EXERCISE TASK
Read the records and gather each line that includes "Microsoft".

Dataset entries

####################

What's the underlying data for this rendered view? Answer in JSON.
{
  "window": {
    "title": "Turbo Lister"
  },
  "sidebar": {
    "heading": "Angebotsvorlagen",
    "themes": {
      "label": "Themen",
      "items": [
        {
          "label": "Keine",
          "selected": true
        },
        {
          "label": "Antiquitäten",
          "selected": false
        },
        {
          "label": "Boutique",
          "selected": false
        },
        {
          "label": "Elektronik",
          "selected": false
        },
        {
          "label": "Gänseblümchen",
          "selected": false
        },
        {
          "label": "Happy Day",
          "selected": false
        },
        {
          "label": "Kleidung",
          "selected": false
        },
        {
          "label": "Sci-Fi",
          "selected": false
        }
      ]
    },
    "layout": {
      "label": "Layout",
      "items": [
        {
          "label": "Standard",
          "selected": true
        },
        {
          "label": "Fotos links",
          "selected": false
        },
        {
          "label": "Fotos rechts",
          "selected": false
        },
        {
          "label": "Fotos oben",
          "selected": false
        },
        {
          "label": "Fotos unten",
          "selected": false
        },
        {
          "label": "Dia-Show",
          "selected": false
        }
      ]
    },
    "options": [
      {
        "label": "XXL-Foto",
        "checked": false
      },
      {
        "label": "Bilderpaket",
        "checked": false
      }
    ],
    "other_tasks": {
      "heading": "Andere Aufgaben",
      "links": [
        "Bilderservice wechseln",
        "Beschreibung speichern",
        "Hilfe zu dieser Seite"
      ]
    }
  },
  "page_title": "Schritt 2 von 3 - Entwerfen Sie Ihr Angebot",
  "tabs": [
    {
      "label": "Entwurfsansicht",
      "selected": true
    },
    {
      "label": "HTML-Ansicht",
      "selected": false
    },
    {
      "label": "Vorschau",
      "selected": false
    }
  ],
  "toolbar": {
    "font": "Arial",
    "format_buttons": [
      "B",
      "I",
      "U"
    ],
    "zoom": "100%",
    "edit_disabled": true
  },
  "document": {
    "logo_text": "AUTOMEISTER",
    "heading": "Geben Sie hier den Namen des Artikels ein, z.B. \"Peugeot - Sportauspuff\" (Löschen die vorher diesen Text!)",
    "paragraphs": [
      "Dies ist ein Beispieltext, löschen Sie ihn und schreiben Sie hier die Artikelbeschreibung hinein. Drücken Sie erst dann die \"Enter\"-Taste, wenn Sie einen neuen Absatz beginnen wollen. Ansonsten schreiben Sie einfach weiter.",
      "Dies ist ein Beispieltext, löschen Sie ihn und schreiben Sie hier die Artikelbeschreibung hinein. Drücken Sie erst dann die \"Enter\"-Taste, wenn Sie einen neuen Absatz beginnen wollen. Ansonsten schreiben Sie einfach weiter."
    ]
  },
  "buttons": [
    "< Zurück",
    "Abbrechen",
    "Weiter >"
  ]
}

####################

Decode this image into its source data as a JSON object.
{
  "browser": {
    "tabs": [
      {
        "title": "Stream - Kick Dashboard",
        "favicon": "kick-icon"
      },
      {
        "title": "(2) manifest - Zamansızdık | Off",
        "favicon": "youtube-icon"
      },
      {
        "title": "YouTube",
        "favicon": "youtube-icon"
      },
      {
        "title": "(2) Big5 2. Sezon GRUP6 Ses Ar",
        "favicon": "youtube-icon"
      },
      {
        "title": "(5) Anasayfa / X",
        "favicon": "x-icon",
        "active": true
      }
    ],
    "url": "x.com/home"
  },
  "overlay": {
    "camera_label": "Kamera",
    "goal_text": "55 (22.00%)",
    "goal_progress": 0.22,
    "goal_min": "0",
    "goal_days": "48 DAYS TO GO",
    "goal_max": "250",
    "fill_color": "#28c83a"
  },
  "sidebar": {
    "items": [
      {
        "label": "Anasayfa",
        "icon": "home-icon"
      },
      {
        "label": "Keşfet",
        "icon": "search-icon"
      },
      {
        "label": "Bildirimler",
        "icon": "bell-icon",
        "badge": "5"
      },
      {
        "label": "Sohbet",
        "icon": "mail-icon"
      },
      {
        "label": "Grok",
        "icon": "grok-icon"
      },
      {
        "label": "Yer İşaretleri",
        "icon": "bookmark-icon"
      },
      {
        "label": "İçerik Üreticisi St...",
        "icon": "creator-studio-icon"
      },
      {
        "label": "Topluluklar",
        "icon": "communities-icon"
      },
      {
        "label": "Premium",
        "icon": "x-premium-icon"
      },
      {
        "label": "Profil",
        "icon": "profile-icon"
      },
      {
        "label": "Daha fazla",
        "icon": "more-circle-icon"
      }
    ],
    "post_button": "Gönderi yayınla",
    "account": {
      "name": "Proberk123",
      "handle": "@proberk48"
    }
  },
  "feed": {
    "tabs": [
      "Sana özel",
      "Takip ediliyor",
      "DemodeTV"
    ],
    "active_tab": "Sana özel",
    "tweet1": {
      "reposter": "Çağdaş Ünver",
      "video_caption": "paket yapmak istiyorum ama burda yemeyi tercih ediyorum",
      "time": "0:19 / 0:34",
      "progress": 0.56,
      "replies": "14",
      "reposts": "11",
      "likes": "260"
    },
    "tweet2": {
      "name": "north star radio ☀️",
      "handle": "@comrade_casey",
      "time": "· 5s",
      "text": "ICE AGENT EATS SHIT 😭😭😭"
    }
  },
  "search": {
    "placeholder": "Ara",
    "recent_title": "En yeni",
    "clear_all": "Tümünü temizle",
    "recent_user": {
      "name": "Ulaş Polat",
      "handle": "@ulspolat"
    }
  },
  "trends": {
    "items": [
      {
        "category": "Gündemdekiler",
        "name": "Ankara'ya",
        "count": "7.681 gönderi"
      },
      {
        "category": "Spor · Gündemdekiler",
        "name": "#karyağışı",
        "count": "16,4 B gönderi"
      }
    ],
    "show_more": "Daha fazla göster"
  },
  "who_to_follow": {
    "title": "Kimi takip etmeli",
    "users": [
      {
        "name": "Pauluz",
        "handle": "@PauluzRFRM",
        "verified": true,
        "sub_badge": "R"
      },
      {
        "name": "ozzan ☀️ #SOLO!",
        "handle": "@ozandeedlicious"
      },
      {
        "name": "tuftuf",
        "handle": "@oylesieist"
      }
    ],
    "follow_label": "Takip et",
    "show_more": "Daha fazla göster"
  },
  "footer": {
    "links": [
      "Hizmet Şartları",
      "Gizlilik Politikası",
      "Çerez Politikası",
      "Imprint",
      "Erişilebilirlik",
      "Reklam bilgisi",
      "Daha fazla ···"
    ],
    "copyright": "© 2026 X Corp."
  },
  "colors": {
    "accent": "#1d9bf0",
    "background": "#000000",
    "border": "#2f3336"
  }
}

####################

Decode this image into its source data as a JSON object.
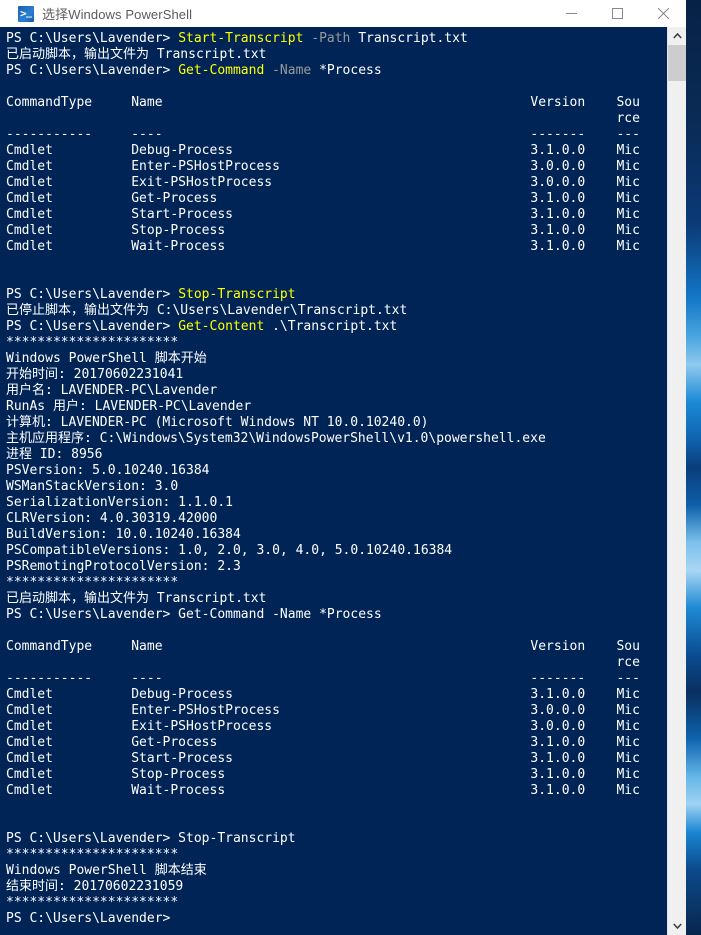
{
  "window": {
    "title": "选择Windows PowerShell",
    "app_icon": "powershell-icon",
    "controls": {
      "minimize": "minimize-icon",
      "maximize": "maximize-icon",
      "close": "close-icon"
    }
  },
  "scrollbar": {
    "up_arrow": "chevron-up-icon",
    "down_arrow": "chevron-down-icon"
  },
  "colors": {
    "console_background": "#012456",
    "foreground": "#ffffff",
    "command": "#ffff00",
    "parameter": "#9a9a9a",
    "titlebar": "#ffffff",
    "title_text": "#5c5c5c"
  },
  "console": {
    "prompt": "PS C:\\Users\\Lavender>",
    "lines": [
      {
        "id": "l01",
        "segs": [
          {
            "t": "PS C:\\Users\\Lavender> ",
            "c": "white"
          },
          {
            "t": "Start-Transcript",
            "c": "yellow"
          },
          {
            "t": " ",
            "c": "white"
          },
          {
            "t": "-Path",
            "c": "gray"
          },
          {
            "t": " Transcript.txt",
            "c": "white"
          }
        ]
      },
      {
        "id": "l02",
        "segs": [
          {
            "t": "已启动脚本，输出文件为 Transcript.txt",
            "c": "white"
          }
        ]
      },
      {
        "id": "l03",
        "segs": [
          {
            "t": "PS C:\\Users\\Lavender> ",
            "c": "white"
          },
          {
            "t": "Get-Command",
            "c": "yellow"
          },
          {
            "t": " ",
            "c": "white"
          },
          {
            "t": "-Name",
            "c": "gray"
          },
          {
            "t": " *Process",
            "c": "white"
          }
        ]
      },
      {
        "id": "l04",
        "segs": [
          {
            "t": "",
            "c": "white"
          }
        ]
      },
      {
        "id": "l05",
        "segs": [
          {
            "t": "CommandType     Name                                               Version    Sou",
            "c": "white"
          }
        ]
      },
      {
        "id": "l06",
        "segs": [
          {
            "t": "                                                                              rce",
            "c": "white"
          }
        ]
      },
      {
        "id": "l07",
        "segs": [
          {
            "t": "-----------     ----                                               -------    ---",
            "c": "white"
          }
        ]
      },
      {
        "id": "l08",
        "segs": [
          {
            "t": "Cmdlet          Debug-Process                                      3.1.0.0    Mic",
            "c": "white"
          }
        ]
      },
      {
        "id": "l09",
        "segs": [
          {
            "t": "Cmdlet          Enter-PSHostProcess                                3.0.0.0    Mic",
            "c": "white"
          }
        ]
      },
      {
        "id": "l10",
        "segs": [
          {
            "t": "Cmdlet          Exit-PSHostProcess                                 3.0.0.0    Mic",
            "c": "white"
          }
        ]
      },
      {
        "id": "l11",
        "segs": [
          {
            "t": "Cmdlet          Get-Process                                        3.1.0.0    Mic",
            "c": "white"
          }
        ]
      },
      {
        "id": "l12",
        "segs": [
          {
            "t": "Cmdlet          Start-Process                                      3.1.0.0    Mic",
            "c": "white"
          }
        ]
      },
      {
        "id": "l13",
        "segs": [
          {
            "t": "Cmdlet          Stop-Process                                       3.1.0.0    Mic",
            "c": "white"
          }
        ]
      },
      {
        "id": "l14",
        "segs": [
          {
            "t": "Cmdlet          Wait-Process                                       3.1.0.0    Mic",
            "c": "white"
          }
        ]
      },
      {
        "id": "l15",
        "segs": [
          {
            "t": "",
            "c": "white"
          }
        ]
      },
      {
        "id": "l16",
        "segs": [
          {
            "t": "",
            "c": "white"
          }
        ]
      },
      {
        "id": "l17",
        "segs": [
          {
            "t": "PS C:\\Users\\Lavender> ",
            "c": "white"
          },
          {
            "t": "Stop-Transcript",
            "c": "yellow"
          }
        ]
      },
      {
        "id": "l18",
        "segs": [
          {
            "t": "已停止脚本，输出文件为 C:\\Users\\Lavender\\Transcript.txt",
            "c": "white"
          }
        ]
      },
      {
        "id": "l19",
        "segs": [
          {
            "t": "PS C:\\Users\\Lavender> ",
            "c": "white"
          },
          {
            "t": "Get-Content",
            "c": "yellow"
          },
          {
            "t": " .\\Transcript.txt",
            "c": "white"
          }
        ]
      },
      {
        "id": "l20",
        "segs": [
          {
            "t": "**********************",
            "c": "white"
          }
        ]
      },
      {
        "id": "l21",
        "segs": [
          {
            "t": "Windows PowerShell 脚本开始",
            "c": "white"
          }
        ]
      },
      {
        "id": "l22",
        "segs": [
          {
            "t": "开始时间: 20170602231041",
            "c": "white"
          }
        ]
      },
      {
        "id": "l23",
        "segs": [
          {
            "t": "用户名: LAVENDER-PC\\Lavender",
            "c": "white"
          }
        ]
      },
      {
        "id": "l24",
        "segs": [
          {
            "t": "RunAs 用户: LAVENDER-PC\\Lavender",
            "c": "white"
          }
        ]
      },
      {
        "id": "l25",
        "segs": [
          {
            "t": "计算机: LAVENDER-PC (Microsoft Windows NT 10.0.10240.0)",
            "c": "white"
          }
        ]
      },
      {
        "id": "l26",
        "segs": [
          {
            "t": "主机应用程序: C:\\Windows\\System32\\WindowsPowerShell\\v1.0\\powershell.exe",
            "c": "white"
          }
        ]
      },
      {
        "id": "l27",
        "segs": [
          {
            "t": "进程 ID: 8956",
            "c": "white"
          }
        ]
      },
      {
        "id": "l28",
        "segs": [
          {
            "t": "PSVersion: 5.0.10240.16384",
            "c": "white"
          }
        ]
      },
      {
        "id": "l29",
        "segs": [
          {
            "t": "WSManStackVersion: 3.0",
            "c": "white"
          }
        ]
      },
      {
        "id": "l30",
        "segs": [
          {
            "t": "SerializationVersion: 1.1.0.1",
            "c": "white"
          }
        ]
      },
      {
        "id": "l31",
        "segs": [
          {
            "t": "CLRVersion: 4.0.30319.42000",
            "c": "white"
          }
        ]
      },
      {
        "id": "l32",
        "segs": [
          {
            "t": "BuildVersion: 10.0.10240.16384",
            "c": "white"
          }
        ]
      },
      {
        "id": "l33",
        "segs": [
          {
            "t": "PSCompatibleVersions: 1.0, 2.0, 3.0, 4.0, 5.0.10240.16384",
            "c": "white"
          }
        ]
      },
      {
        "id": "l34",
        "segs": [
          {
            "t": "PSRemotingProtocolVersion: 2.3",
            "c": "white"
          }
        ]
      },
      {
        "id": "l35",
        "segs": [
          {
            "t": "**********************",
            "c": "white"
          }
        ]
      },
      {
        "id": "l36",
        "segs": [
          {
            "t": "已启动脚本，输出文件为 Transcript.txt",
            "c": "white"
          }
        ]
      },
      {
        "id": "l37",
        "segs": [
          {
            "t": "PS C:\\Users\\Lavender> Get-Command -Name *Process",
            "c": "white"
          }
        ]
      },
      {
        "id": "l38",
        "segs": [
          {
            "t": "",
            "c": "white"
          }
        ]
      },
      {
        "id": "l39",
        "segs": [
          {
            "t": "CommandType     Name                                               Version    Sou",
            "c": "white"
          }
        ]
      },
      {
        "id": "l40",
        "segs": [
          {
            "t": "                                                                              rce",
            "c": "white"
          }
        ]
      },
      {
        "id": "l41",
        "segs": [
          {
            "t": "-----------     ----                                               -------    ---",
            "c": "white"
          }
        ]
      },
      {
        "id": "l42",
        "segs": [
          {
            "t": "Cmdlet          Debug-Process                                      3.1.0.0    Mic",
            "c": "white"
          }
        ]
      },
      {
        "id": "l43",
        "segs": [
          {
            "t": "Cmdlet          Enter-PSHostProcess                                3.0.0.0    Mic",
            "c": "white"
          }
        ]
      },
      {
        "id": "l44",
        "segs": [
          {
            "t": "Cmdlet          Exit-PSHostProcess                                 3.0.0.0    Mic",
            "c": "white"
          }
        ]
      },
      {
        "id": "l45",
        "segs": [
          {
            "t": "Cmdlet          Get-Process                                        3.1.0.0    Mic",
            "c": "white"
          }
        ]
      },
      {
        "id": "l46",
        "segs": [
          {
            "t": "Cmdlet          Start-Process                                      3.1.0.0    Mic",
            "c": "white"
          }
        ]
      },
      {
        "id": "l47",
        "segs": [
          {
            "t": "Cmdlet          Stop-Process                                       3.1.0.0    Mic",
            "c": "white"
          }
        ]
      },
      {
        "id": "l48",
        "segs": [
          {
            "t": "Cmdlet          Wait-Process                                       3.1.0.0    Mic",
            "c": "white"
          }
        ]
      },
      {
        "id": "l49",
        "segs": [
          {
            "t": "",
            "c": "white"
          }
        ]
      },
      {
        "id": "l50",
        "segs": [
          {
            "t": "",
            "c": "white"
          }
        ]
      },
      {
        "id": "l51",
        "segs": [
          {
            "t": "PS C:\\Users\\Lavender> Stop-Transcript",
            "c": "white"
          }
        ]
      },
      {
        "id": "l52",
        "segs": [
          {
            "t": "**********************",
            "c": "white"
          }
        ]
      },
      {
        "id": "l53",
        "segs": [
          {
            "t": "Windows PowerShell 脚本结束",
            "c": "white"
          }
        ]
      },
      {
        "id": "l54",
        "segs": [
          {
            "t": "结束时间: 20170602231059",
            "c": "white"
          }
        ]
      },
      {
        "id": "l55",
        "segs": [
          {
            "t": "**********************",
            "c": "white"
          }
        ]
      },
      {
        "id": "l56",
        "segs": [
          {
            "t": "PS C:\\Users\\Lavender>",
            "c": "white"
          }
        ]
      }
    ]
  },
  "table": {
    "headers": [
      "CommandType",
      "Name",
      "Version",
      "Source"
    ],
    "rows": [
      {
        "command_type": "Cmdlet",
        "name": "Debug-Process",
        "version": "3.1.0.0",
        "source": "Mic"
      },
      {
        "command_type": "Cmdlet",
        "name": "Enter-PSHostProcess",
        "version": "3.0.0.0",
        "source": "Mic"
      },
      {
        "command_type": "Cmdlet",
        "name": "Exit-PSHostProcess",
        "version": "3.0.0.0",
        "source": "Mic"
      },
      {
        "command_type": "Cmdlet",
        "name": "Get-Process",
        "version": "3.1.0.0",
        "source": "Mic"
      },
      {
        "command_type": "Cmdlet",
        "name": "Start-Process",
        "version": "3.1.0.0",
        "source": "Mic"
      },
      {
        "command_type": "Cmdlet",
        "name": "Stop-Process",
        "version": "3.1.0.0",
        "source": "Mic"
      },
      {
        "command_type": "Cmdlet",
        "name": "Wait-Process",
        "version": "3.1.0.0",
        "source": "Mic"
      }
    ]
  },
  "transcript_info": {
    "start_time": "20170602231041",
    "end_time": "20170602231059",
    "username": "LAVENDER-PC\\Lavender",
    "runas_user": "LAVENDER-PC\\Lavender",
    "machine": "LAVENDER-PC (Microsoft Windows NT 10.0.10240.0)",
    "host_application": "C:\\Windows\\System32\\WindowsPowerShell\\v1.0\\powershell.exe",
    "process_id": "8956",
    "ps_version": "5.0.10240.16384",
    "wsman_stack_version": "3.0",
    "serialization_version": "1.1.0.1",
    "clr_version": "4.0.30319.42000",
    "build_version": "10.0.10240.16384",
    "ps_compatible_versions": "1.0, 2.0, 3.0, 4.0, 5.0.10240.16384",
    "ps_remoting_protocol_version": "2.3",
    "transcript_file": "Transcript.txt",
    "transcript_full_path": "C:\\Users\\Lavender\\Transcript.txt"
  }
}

####################

EXERCISE ANSWER
            "t": "计算机: LAVENDER-PC (Microsoft Windows NT 10.0.10240.0)",
    "machine": "LAVENDER-PC (Microsoft Windows NT 10.0.10240.0)",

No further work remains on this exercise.